**Exercise requirements**
From the entries below, list each line with "params".

**Information shown**

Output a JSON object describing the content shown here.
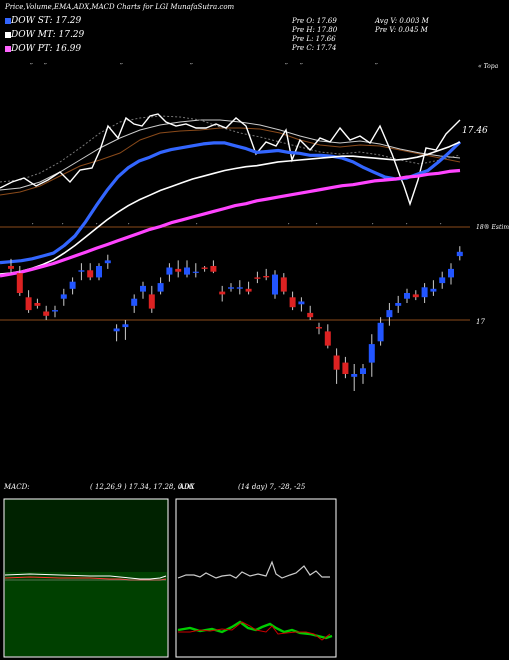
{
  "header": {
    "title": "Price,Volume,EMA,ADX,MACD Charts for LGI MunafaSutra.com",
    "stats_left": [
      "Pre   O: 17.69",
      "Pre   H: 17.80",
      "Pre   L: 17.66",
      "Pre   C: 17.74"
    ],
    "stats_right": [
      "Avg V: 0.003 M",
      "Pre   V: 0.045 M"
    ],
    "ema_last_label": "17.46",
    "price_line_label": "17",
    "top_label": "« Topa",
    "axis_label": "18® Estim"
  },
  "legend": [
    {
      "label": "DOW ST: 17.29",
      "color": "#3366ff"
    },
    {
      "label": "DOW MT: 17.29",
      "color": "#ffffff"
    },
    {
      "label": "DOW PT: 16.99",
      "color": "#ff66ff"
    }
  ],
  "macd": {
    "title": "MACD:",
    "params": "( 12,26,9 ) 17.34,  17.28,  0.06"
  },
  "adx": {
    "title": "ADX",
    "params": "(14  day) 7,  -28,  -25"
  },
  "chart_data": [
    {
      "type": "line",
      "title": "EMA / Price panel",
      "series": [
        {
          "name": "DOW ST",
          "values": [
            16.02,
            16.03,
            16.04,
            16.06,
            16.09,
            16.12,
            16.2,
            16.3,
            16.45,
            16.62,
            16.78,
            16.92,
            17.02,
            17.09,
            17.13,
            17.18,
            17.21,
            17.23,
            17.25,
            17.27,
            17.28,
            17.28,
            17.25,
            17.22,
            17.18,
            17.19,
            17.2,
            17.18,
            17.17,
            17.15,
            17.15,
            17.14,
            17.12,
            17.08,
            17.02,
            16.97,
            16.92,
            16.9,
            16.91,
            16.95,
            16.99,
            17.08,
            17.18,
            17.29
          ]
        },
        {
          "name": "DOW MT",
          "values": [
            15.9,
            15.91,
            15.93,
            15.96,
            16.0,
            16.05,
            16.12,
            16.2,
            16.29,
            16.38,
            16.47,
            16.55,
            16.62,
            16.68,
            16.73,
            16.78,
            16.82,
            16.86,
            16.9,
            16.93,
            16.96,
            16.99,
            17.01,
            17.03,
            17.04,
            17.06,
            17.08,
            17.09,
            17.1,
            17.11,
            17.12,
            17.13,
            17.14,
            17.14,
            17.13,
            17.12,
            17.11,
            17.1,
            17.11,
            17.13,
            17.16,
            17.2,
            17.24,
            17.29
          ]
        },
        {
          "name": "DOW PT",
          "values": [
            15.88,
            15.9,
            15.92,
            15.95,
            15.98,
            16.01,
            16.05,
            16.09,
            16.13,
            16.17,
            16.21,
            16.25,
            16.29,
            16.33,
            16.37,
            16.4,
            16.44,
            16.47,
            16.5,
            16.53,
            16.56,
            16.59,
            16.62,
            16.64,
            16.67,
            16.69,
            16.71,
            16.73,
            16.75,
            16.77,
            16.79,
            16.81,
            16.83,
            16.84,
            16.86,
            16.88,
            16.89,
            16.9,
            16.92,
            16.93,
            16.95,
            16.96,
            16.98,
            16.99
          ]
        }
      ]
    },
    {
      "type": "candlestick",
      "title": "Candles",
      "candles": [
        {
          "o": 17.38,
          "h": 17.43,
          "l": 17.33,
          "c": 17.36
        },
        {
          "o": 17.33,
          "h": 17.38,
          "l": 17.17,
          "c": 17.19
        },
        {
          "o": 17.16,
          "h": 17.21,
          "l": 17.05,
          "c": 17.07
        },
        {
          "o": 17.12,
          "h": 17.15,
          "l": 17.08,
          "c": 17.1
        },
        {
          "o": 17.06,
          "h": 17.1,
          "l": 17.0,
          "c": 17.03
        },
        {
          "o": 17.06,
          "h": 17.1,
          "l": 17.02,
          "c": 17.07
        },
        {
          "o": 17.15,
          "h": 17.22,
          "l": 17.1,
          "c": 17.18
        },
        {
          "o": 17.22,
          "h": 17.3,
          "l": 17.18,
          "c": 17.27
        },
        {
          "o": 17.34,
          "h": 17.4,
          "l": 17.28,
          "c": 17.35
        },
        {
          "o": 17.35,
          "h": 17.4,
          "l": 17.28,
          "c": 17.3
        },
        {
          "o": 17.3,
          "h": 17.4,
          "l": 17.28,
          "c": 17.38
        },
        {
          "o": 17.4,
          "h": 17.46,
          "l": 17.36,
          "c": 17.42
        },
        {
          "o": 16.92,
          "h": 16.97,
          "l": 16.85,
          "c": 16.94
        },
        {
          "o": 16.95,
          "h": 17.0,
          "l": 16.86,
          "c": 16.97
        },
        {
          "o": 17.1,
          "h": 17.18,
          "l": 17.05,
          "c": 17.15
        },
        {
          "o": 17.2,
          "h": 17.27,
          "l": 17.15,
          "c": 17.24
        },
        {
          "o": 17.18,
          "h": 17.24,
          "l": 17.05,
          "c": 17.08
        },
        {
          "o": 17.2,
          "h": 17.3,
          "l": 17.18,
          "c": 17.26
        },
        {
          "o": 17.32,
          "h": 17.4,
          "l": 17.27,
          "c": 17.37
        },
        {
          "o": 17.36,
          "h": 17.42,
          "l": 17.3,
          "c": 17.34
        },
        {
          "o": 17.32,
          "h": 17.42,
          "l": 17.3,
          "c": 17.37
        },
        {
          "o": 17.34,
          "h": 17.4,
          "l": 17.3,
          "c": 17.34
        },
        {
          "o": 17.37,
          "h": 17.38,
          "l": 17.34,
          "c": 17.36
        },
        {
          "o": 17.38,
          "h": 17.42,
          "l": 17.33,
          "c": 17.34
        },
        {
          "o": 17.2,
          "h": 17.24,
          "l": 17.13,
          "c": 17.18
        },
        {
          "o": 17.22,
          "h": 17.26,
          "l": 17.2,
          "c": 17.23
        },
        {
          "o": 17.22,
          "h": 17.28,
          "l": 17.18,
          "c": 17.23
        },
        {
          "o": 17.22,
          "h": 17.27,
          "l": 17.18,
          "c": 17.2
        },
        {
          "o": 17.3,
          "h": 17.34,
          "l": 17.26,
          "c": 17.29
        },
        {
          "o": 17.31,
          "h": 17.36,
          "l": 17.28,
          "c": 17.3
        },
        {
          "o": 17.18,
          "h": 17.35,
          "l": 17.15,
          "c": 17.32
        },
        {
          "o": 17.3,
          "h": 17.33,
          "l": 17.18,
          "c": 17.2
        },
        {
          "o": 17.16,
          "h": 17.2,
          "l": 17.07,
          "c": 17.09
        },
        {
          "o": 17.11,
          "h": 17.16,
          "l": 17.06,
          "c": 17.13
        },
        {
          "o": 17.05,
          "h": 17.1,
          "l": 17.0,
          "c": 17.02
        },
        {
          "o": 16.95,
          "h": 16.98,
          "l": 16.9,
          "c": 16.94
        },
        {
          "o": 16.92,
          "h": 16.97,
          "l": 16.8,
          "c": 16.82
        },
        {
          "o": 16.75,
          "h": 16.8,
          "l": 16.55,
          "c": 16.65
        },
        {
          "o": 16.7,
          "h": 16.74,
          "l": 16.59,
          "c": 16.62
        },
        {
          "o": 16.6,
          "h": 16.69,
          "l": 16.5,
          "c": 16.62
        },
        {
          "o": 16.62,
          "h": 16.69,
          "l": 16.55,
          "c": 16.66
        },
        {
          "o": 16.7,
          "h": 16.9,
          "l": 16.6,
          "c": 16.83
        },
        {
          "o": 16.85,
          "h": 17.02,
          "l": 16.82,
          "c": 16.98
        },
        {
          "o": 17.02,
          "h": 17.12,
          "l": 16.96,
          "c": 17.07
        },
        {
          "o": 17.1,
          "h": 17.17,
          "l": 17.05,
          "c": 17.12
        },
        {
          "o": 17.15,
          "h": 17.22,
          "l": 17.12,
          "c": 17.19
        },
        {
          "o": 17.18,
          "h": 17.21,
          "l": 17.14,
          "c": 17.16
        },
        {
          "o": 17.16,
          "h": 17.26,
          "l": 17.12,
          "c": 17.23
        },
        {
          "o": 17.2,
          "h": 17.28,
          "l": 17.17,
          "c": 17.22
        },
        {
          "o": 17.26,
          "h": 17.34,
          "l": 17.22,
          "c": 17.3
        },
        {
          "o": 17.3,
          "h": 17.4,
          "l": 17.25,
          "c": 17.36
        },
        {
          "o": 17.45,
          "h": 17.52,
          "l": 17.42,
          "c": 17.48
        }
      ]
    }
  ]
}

**Answer in full**
    "params": "( 12,26,9 ) 17.34,  17.28,  0.06"
    "params": "(14  day) 7,  -28,  -25"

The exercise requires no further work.